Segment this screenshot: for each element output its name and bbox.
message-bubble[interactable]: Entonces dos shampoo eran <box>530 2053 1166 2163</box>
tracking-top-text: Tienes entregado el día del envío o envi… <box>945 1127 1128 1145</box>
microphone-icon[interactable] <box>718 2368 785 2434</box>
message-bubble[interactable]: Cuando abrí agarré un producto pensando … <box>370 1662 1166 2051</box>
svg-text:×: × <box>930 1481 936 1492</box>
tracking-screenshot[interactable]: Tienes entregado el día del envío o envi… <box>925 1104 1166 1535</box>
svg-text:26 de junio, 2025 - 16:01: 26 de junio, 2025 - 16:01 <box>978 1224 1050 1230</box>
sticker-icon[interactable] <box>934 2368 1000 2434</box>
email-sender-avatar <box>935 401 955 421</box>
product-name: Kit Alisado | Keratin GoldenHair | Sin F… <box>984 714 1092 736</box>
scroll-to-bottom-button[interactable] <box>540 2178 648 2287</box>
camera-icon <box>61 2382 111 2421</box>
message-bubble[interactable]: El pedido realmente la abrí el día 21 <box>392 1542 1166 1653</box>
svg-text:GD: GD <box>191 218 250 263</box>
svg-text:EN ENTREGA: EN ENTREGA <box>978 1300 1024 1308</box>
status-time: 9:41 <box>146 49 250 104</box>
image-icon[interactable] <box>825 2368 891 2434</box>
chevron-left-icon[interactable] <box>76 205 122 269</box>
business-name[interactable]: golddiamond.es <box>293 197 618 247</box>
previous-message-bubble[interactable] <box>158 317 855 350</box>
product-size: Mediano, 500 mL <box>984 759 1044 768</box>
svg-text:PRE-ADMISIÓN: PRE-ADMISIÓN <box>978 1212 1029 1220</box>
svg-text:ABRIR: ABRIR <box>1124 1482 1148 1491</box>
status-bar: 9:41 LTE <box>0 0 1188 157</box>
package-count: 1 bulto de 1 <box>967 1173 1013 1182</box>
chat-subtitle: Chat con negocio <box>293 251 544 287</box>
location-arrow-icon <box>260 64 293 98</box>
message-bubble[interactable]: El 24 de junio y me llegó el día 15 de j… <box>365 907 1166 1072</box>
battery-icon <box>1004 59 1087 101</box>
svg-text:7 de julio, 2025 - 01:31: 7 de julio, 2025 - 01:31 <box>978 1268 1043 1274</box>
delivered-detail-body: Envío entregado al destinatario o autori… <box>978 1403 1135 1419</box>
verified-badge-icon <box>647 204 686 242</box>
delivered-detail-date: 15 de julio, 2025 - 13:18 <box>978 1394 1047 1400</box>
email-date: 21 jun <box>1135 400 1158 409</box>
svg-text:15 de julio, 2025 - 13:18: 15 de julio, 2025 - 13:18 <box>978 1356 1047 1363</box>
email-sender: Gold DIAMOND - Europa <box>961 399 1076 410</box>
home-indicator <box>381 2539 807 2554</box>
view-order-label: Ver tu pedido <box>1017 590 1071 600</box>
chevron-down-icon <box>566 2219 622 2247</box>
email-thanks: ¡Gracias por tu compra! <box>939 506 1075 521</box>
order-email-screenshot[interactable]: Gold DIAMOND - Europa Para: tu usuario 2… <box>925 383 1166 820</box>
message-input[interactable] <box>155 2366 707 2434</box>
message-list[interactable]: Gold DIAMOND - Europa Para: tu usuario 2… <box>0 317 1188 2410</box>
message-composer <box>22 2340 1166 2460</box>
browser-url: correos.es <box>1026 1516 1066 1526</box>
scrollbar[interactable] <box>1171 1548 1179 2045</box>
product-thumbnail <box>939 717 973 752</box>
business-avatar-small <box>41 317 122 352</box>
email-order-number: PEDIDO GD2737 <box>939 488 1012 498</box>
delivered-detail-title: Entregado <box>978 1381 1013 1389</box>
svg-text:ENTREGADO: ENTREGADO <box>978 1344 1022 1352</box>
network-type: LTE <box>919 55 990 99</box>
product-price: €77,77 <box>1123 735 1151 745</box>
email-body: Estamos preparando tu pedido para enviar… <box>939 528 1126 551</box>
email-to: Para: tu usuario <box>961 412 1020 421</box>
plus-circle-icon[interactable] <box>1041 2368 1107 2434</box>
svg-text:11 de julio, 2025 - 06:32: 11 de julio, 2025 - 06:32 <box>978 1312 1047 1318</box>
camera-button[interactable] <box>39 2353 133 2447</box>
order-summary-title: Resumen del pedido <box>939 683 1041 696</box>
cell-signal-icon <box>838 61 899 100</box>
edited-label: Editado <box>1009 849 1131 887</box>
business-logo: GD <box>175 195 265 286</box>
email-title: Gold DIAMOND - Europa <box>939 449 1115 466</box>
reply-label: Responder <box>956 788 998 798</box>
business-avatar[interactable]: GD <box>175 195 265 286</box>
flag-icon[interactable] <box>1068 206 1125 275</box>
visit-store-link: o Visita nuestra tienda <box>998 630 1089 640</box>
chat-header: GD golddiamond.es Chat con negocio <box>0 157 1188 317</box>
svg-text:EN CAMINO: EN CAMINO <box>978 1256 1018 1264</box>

**Exercise details**
Copy every line of the records above without changing a single character.

**Response to this exercise**
Segment this screenshot: for each element output its name and bbox.
message-bubble[interactable]: Entonces dos shampoo eran <box>530 2053 1166 2163</box>
tracking-top-text: Tienes entregado el día del envío o envi… <box>945 1127 1128 1145</box>
microphone-icon[interactable] <box>718 2368 785 2434</box>
message-bubble[interactable]: Cuando abrí agarré un producto pensando … <box>370 1662 1166 2051</box>
svg-text:×: × <box>930 1481 936 1492</box>
tracking-screenshot[interactable]: Tienes entregado el día del envío o envi… <box>925 1104 1166 1535</box>
svg-text:26 de junio, 2025 - 16:01: 26 de junio, 2025 - 16:01 <box>978 1224 1050 1230</box>
sticker-icon[interactable] <box>934 2368 1000 2434</box>
email-sender-avatar <box>935 401 955 421</box>
product-name: Kit Alisado | Keratin GoldenHair | Sin F… <box>984 714 1092 736</box>
scroll-to-bottom-button[interactable] <box>540 2178 648 2287</box>
camera-icon <box>61 2382 111 2421</box>
message-bubble[interactable]: El pedido realmente la abrí el día 21 <box>392 1542 1166 1653</box>
svg-text:GD: GD <box>191 218 250 263</box>
svg-text:EN ENTREGA: EN ENTREGA <box>978 1300 1024 1308</box>
status-time: 9:41 <box>146 49 250 104</box>
image-icon[interactable] <box>825 2368 891 2434</box>
chevron-left-icon[interactable] <box>76 205 122 269</box>
business-name[interactable]: golddiamond.es <box>293 197 618 247</box>
previous-message-bubble[interactable] <box>158 317 855 350</box>
product-size: Mediano, 500 mL <box>984 759 1044 768</box>
svg-text:PRE-ADMISIÓN: PRE-ADMISIÓN <box>978 1212 1029 1220</box>
svg-text:ABRIR: ABRIR <box>1124 1482 1148 1491</box>
status-bar: 9:41 LTE <box>0 0 1188 157</box>
package-count: 1 bulto de 1 <box>967 1173 1013 1182</box>
chat-subtitle: Chat con negocio <box>293 251 544 287</box>
location-arrow-icon <box>260 64 293 98</box>
message-bubble[interactable]: El 24 de junio y me llegó el día 15 de j… <box>365 907 1166 1072</box>
battery-icon <box>1004 59 1087 101</box>
svg-text:7 de julio, 2025 - 01:31: 7 de julio, 2025 - 01:31 <box>978 1268 1043 1274</box>
delivered-detail-body: Envío entregado al destinatario o autori… <box>978 1403 1135 1419</box>
verified-badge-icon <box>647 204 686 242</box>
delivered-detail-date: 15 de julio, 2025 - 13:18 <box>978 1394 1047 1400</box>
email-date: 21 jun <box>1135 400 1158 409</box>
svg-text:15 de julio, 2025 - 13:18: 15 de julio, 2025 - 13:18 <box>978 1356 1047 1363</box>
email-sender: Gold DIAMOND - Europa <box>961 399 1076 410</box>
home-indicator <box>381 2539 807 2554</box>
view-order-label: Ver tu pedido <box>1017 590 1071 600</box>
chevron-down-icon <box>566 2219 622 2247</box>
email-thanks: ¡Gracias por tu compra! <box>939 506 1075 521</box>
order-email-screenshot[interactable]: Gold DIAMOND - Europa Para: tu usuario 2… <box>925 383 1166 820</box>
message-input[interactable] <box>155 2366 707 2434</box>
message-list[interactable]: Gold DIAMOND - Europa Para: tu usuario 2… <box>0 317 1188 2410</box>
message-composer <box>22 2340 1166 2460</box>
browser-url: correos.es <box>1026 1516 1066 1526</box>
scrollbar[interactable] <box>1171 1548 1179 2045</box>
product-thumbnail <box>939 717 973 752</box>
business-avatar-small <box>41 317 122 352</box>
email-order-number: PEDIDO GD2737 <box>939 488 1012 498</box>
delivered-detail-title: Entregado <box>978 1381 1013 1389</box>
svg-text:ENTREGADO: ENTREGADO <box>978 1344 1022 1352</box>
network-type: LTE <box>919 55 990 99</box>
product-price: €77,77 <box>1123 735 1151 745</box>
email-body: Estamos preparando tu pedido para enviar… <box>939 528 1126 551</box>
email-to: Para: tu usuario <box>961 412 1020 421</box>
plus-circle-icon[interactable] <box>1041 2368 1107 2434</box>
svg-text:11 de julio, 2025 - 06:32: 11 de julio, 2025 - 06:32 <box>978 1312 1047 1318</box>
camera-button[interactable] <box>39 2353 133 2447</box>
order-summary-title: Resumen del pedido <box>939 683 1041 696</box>
cell-signal-icon <box>838 61 899 100</box>
edited-label: Editado <box>1009 849 1131 887</box>
business-logo: GD <box>175 195 265 286</box>
email-title: Gold DIAMOND - Europa <box>939 449 1115 466</box>
reply-label: Responder <box>956 788 998 798</box>
business-avatar[interactable]: GD <box>175 195 265 286</box>
flag-icon[interactable] <box>1068 206 1125 275</box>
visit-store-link: o Visita nuestra tienda <box>998 630 1089 640</box>
chat-header: GD golddiamond.es Chat con negocio <box>0 157 1188 317</box>
svg-text:EN CAMINO: EN CAMINO <box>978 1256 1018 1264</box>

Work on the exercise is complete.